**EXCERPT**

Hello Benjamin,

On Tue, 01 Jul 2025 21:03:36 +0900,
Benjamin Berg wrote:
> 
> Hi Hajim,
> 
> On Mon, 2025-06-30 at 10:04 +0900, Hajime Tazaki wrote:
> > 
> > Hello Benjamin,
> > 
> > On Sat, 28 Jun 2025 00:02:05 +0900,
> > Benjamin Berg wrote:
> > > 
> > > Hi,
> > > 
> > > On Fri, 2025-06-27 at 22:50 +0900, Hajime Tazaki wrote:
> > > > thanks for the comment on the complicated part of the kernel (signal).
> > > 
> > > This stuff isn't simple.
> > > 
> > > Actually, I am starting to think that the current MMU UML kernel also
> > > needs a redesign with regard to signal handling and stack use in that
> > > case. My current impression is that the design right now only permits
> > > voluntarily scheduling. More specifically, scheduling in response to an
> > > interrupt is impossible.
> > > 
> > > I suppose that works fine, but it also does not seem quite right.
> > 
> > thanks for the info.  it's very useful to understand what's going on.
> > 
> > (snip)
> > 
> > > > > > +void set_mc_userspace_relay_signal(mcontext_t *mc)
> > > > > > +{
> > > > > > + mc->gregs[REG_RIP] = (unsigned long) __userspace_relay_signal;
> > > > > > +}
> > > > > > +
> > > > 
> > > > This is a bit scary code which I tried to handle when SIGSEGV is
> > > > raised by host for a userspace program running on UML (nommu).
> > > > 
> > > > # and I should remember my XXX tag is important to fix....
> > > > 
> > > > let me try to explain what happens and what I tried to solve.
> > > > 
> > > > The SEGV signal from userspace program is delivered to userspace but
> > > > if we don't fix the code raising the signal, after (um) rt_sigreturn,
> > > > it will restart from $rip and raise SIGSEGV again.
> > > > 
> > > > # so, yes, we've already relied on host and um's rt_sigreturn to
> > > >   restore various things.

**MATERIAL**
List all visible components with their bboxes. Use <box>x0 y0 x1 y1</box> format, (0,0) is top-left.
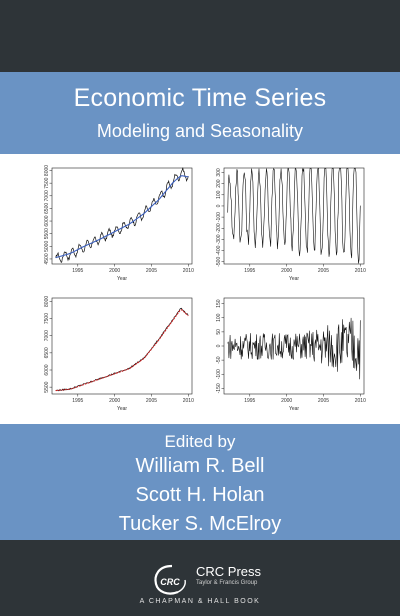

**DIRECTION**
Can you carry the email thread on UML signal handling forward from its last line?

**TASK OUTPUT**
> > > > 
> > > > when a uml userspace crashes with SIGSEGV,
> > > > 
> > > > - host kernel raises SIGSEGV (at original $rip)
> > > > - caught by uml process (hard_handler)
> > > > - raise a signal to uml userspace process (segv_handler)
> > > > - handler ends (hard_handler)
> > > > - (host) run restorer (rt_sigreturn, registered by (libc)sigaction,
> > > >   not (host) rt_sigaction)
> > > > - return back to the original $rip
> > > > - (back to top)
> > > > 
> > > > this is the case where endless loop is happened.
> > > > um's sa_handler isn't called as rt_sigreturn (um) isn't called.
> > > > and the my original attempt (__userspace_relay_signal) is what I tried.
> > > > 
> > > > I agree that it is lazy to call a dummy syscall (indeed, getpid).
> > > > I'm trying to introduce another routine to jump into userspace and
> > > > call (um) rt_sigreturn after (host) rt_sigreturn.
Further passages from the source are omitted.